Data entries

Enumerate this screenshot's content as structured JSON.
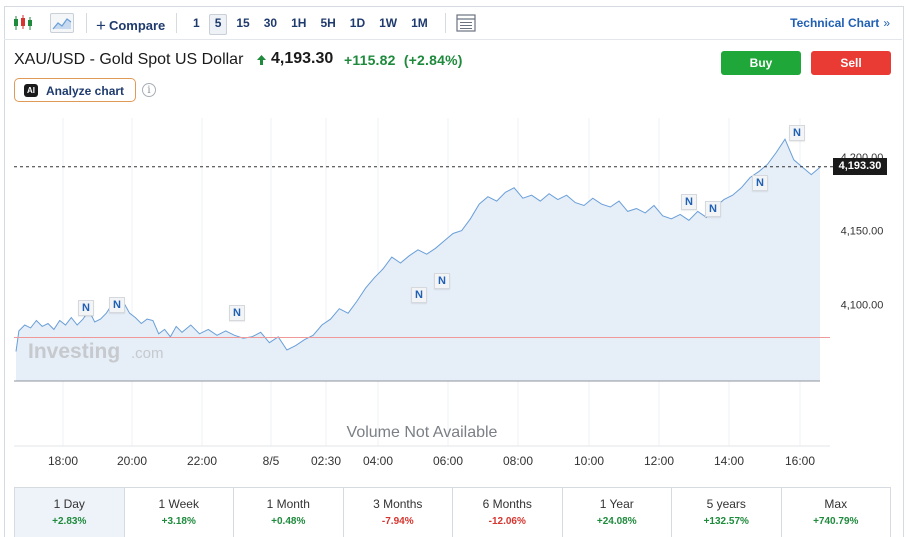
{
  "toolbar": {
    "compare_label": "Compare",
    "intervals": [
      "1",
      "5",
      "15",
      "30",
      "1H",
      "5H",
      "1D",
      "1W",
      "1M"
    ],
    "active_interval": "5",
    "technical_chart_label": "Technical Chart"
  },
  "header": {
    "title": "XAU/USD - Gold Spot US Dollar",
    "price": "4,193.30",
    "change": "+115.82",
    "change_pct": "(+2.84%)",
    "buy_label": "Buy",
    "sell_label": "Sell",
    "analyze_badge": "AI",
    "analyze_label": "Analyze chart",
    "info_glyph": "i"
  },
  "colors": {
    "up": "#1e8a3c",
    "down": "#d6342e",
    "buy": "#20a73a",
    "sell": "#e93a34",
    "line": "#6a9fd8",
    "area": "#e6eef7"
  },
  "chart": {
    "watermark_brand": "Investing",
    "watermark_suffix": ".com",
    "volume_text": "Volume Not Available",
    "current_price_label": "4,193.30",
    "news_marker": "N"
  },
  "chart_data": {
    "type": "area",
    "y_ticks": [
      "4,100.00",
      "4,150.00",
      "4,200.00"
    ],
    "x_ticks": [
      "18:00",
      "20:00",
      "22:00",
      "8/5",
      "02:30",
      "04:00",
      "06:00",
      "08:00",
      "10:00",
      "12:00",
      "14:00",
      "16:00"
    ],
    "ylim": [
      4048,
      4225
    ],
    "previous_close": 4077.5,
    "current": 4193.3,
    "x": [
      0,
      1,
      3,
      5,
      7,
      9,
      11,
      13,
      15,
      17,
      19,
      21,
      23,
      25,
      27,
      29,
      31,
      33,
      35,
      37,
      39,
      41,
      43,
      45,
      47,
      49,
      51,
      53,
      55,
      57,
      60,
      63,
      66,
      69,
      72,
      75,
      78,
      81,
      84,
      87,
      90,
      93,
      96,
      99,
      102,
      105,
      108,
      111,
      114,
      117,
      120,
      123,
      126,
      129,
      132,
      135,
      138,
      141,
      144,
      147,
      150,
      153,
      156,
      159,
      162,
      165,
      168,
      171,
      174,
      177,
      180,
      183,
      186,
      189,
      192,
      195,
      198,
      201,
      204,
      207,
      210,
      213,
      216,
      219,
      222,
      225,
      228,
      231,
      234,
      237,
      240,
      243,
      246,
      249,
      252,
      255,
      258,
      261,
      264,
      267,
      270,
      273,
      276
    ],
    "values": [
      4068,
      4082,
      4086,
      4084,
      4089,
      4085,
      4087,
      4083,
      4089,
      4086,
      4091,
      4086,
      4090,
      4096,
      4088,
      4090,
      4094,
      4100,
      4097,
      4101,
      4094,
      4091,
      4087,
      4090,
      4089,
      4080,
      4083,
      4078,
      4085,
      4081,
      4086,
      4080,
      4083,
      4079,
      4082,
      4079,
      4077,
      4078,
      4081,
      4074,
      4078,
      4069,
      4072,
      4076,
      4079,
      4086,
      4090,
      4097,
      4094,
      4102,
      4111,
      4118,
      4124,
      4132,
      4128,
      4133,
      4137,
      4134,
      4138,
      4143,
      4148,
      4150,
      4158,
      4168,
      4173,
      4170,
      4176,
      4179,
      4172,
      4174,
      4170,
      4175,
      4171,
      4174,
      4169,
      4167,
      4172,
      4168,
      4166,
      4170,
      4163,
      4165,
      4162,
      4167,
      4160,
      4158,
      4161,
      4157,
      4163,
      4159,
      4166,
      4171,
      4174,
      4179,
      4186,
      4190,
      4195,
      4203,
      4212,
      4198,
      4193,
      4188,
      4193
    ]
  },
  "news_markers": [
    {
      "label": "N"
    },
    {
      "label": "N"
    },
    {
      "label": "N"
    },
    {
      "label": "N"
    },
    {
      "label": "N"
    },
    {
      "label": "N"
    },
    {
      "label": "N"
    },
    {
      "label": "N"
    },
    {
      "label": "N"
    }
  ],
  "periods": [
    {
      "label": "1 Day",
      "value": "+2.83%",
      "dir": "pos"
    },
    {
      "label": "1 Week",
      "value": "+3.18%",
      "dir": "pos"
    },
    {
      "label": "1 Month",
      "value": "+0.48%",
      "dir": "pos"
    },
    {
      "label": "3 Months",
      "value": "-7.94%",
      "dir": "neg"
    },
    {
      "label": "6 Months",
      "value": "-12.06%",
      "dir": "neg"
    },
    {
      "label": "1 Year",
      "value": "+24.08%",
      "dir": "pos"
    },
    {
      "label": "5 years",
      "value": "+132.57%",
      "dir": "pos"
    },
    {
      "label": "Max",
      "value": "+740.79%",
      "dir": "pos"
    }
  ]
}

# Aim of the task:
Repeat the records in full, exactly as they appear, without the pictures.

# Final result:
Enumerate this screenshot's content as structured JSON.
{
  "toolbar": {
    "compare_label": "Compare",
    "intervals": [
      "1",
      "5",
      "15",
      "30",
      "1H",
      "5H",
      "1D",
      "1W",
      "1M"
    ],
    "active_interval": "5",
    "technical_chart_label": "Technical Chart"
  },
  "header": {
    "title": "XAU/USD - Gold Spot US Dollar",
    "price": "4,193.30",
    "change": "+115.82",
    "change_pct": "(+2.84%)",
    "buy_label": "Buy",
    "sell_label": "Sell",
    "analyze_badge": "AI",
    "analyze_label": "Analyze chart",
    "info_glyph": "i"
  },
  "colors": {
    "up": "#1e8a3c",
    "down": "#d6342e",
    "buy": "#20a73a",
    "sell": "#e93a34",
    "line": "#6a9fd8",
    "area": "#e6eef7"
  },
  "chart": {
    "watermark_brand": "Investing",
    "watermark_suffix": ".com",
    "volume_text": "Volume Not Available",
    "current_price_label": "4,193.30",
    "news_marker": "N"
  },
  "chart_data": {
    "type": "area",
    "y_ticks": [
      "4,100.00",
      "4,150.00",
      "4,200.00"
    ],
    "x_ticks": [
      "18:00",
      "20:00",
      "22:00",
      "8/5",
      "02:30",
      "04:00",
      "06:00",
      "08:00",
      "10:00",
      "12:00",
      "14:00",
      "16:00"
    ],
    "ylim": [
      4048,
      4225
    ],
    "previous_close": 4077.5,
    "current": 4193.3,
    "x": [
      0,
      1,
      3,
      5,
      7,
      9,
      11,
      13,
      15,
      17,
      19,
      21,
      23,
      25,
      27,
      29,
      31,
      33,
      35,
      37,
      39,
      41,
      43,
      45,
      47,
      49,
      51,
      53,
      55,
      57,
      60,
      63,
      66,
      69,
      72,
      75,
      78,
      81,
      84,
      87,
      90,
      93,
      96,
      99,
      102,
      105,
      108,
      111,
      114,
      117,
      120,
      123,
      126,
      129,
      132,
      135,
      138,
      141,
      144,
      147,
      150,
      153,
      156,
      159,
      162,
      165,
      168,
      171,
      174,
      177,
      180,
      183,
      186,
      189,
      192,
      195,
      198,
      201,
      204,
      207,
      210,
      213,
      216,
      219,
      222,
      225,
      228,
      231,
      234,
      237,
      240,
      243,
      246,
      249,
      252,
      255,
      258,
      261,
      264,
      267,
      270,
      273,
      276
    ],
    "values": [
      4068,
      4082,
      4086,
      4084,
      4089,
      4085,
      4087,
      4083,
      4089,
      4086,
      4091,
      4086,
      4090,
      4096,
      4088,
      4090,
      4094,
      4100,
      4097,
      4101,
      4094,
      4091,
      4087,
      4090,
      4089,
      4080,
      4083,
      4078,
      4085,
      4081,
      4086,
      4080,
      4083,
      4079,
      4082,
      4079,
      4077,
      4078,
      4081,
      4074,
      4078,
      4069,
      4072,
      4076,
      4079,
      4086,
      4090,
      4097,
      4094,
      4102,
      4111,
      4118,
      4124,
      4132,
      4128,
      4133,
      4137,
      4134,
      4138,
      4143,
      4148,
      4150,
      4158,
      4168,
      4173,
      4170,
      4176,
      4179,
      4172,
      4174,
      4170,
      4175,
      4171,
      4174,
      4169,
      4167,
      4172,
      4168,
      4166,
      4170,
      4163,
      4165,
      4162,
      4167,
      4160,
      4158,
      4161,
      4157,
      4163,
      4159,
      4166,
      4171,
      4174,
      4179,
      4186,
      4190,
      4195,
      4203,
      4212,
      4198,
      4193,
      4188,
      4193
    ]
  },
  "news_markers": [
    {
      "label": "N"
    },
    {
      "label": "N"
    },
    {
      "label": "N"
    },
    {
      "label": "N"
    },
    {
      "label": "N"
    },
    {
      "label": "N"
    },
    {
      "label": "N"
    },
    {
      "label": "N"
    },
    {
      "label": "N"
    }
  ],
  "periods": [
    {
      "label": "1 Day",
      "value": "+2.83%",
      "dir": "pos"
    },
    {
      "label": "1 Week",
      "value": "+3.18%",
      "dir": "pos"
    },
    {
      "label": "1 Month",
      "value": "+0.48%",
      "dir": "pos"
    },
    {
      "label": "3 Months",
      "value": "-7.94%",
      "dir": "neg"
    },
    {
      "label": "6 Months",
      "value": "-12.06%",
      "dir": "neg"
    },
    {
      "label": "1 Year",
      "value": "+24.08%",
      "dir": "pos"
    },
    {
      "label": "5 years",
      "value": "+132.57%",
      "dir": "pos"
    },
    {
      "label": "Max",
      "value": "+740.79%",
      "dir": "pos"
    }
  ]
}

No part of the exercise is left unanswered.